Reproduce the passage below about ICU psychosis and the homeless woman, word for word.
---------- Text shown ----------
As part of my health crisis in 2009, I developed ICU
psychosis in which I endured horrifying delusions. Horrifying because of the
presence of evil characters and ghosts; I had no way of escaping from them, and
I couldn’t differentiate them from reality. These delusions later made me think
about those who have to suffer through such all the time, who deal with mental
health issues as part of their daily routines.
About a year before my health crisis, I encountered
a homeless woman one day. She was speaking aloud and lugging a shopping cart
behind her, wearing layers and layers of clothes. From what I could overhear
from her words, she seemed to be spouting prophesy. For some reason, she
intrigued me. I never saw her again, but I kept thinking about her. In my mind, I named her Ursula.
---------- Collected material ----------
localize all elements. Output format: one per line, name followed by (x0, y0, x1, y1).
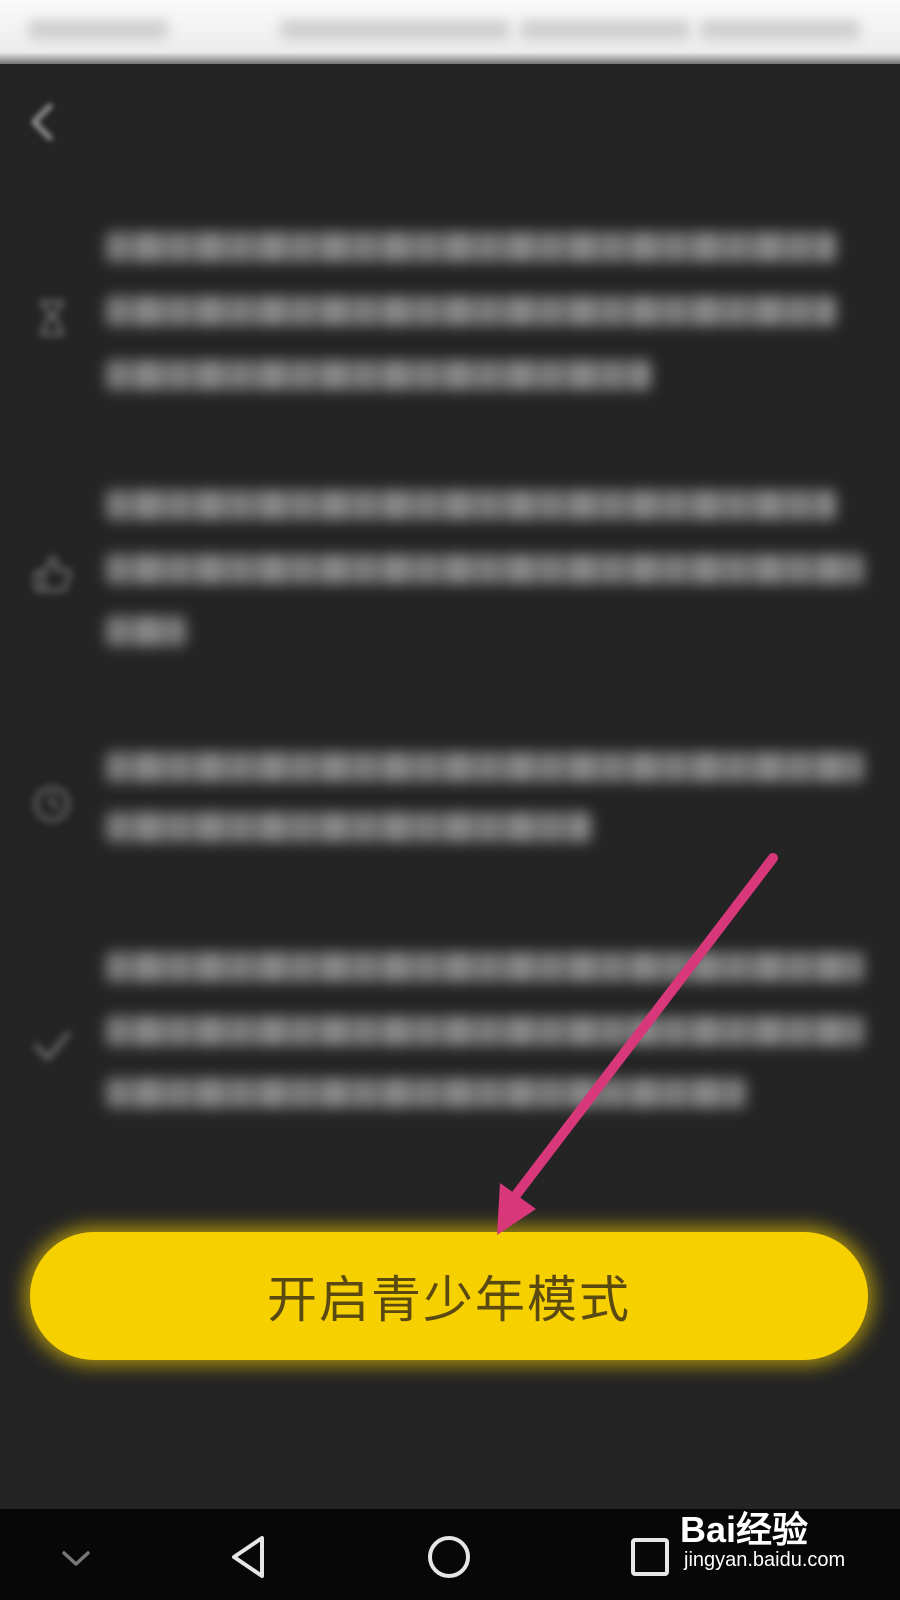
----------
▸ **Task result**
As part of my health crisis in 2009, I developed ICU
psychosis in which I endured horrifying delusions. Horrifying because of the
presence of evil characters and ghosts; I had no way of escaping from them, and
I couldn’t differentiate them from reality. These delusions later made me think
about those who have to suffer through such all the time, who deal with mental
health issues as part of their daily routines.
About a year before my health crisis, I encountered
a homeless woman one day. She was speaking aloud and lugging a shopping cart
behind her, wearing layers and layers of clothes. From what I could overhear
from her words, she seemed to be spouting prophesy. For some reason, she
intrigued me. I never saw her again, but I kept thinking about her. In my mind, I named her Ursula.